▶ _Objective_:
Repeat the lines from the one containing "Decode this image" through the last line of the data, exactly, pictures omitted.

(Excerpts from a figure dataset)
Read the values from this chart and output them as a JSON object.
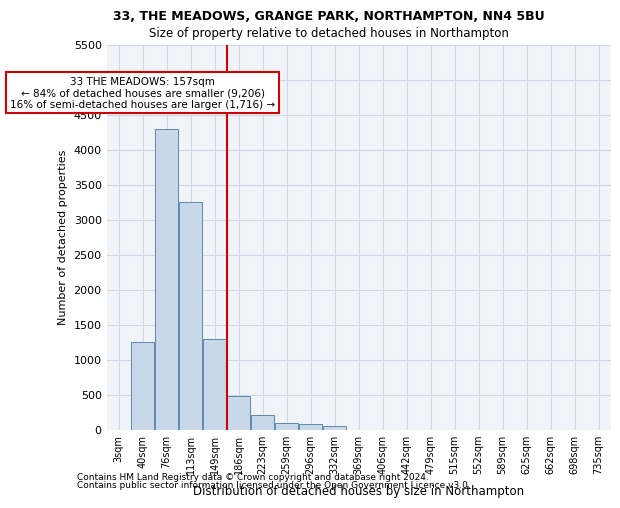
{
  "title_line1": "33, THE MEADOWS, GRANGE PARK, NORTHAMPTON, NN4 5BU",
  "title_line2": "Size of property relative to detached houses in Northampton",
  "xlabel": "Distribution of detached houses by size in Northampton",
  "ylabel": "Number of detached properties",
  "footer_line1": "Contains HM Land Registry data © Crown copyright and database right 2024.",
  "footer_line2": "Contains public sector information licensed under the Open Government Licence v3.0.",
  "annotation_line1": "33 THE MEADOWS: 157sqm",
  "annotation_line2": "← 84% of detached houses are smaller (9,206)",
  "annotation_line3": "16% of semi-detached houses are larger (1,716) →",
  "property_size": 157,
  "bar_color": "#c8d8e8",
  "bar_edge_color": "#5a8ab0",
  "vline_color": "#cc0000",
  "annotation_box_color": "#cc0000",
  "grid_color": "#d0d8e8",
  "background_color": "#f0f4f8",
  "categories": [
    "3sqm",
    "40sqm",
    "76sqm",
    "113sqm",
    "149sqm",
    "186sqm",
    "223sqm",
    "259sqm",
    "296sqm",
    "332sqm",
    "369sqm",
    "406sqm",
    "442sqm",
    "479sqm",
    "515sqm",
    "552sqm",
    "589sqm",
    "625sqm",
    "662sqm",
    "698sqm",
    "735sqm"
  ],
  "values": [
    0,
    1250,
    4300,
    3250,
    1300,
    480,
    210,
    100,
    80,
    50,
    0,
    0,
    0,
    0,
    0,
    0,
    0,
    0,
    0,
    0,
    0
  ],
  "ylim": [
    0,
    5500
  ],
  "yticks": [
    0,
    500,
    1000,
    1500,
    2000,
    2500,
    3000,
    3500,
    4000,
    4500,
    5000,
    5500
  ],
  "vline_x_index": 4.5
}
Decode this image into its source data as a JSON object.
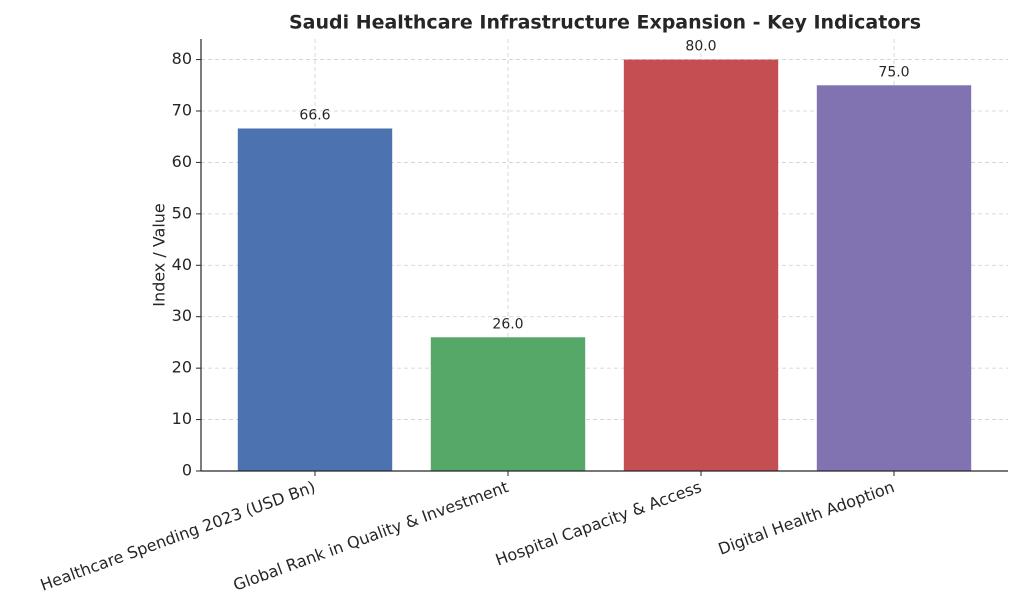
{
  "chart_data": {
    "type": "bar",
    "title": "Saudi Healthcare Infrastructure Expansion - Key Indicators",
    "ylabel": "Index / Value",
    "categories": [
      "Healthcare Spending 2023 (USD Bn)",
      "Global Rank in Quality & Investment",
      "Hospital Capacity & Access",
      "Digital Health Adoption"
    ],
    "values": [
      66.6,
      26,
      80,
      75
    ],
    "value_labels": [
      "66.6",
      "26.0",
      "80.0",
      "75.0"
    ],
    "colors": [
      "#4c72b0",
      "#55a868",
      "#c44e52",
      "#8172b2"
    ],
    "ylim": [
      0,
      84
    ],
    "yticks": [
      0,
      10,
      20,
      30,
      40,
      50,
      60,
      70,
      80
    ],
    "grid": true
  }
}
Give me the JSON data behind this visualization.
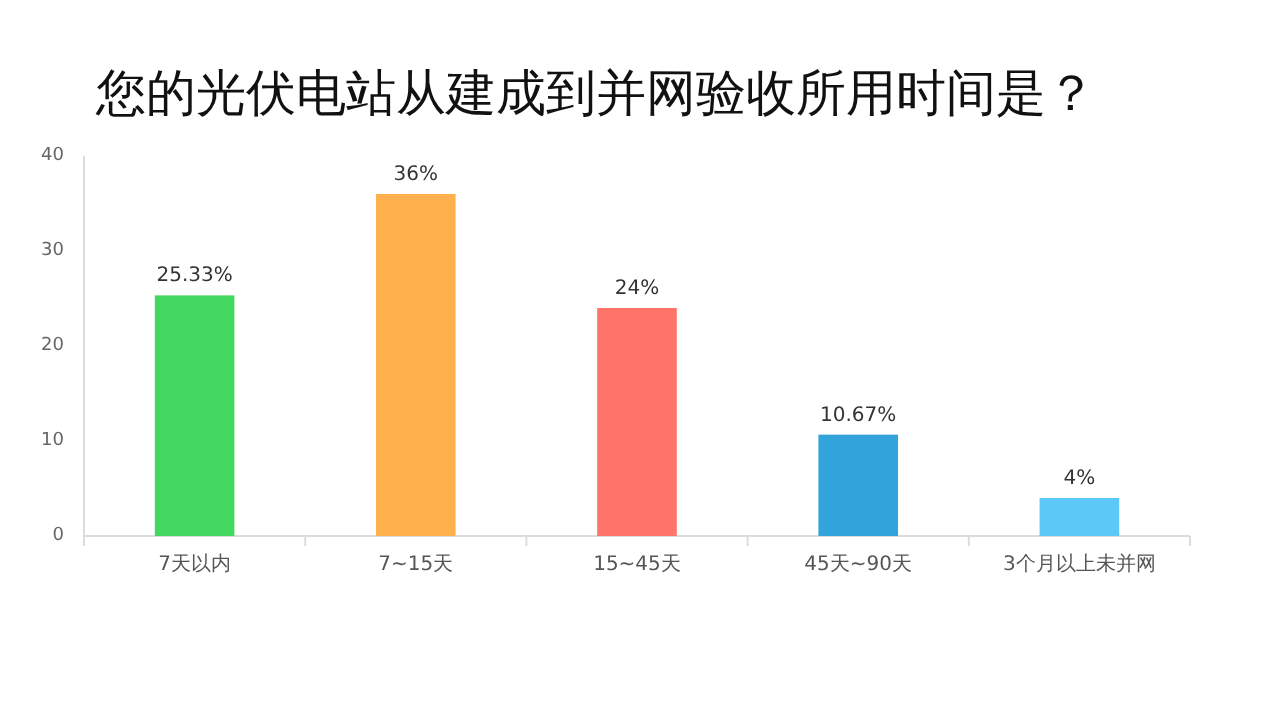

▶ _Exercise response_:
Decode this image into its source data as a JSON object.
{
  "chart_data": {
    "type": "bar",
    "title": "Saudi Healthcare Infrastructure Expansion - Key Indicators",
    "ylabel": "Index / Value",
    "categories": [
      "Healthcare Spending 2023 (USD Bn)",
      "Global Rank in Quality & Investment",
      "Hospital Capacity & Access",
      "Digital Health Adoption"
    ],
    "values": [
      66.6,
      26,
      80,
      75
    ],
    "value_labels": [
      "66.6",
      "26.0",
      "80.0",
      "75.0"
    ],
    "colors": [
      "#4c72b0",
      "#55a868",
      "#c44e52",
      "#8172b2"
    ],
    "ylim": [
      0,
      84
    ],
    "yticks": [
      0,
      10,
      20,
      30,
      40,
      50,
      60,
      70,
      80
    ],
    "grid": true
  }
}
Give me the JSON data behind this visualization.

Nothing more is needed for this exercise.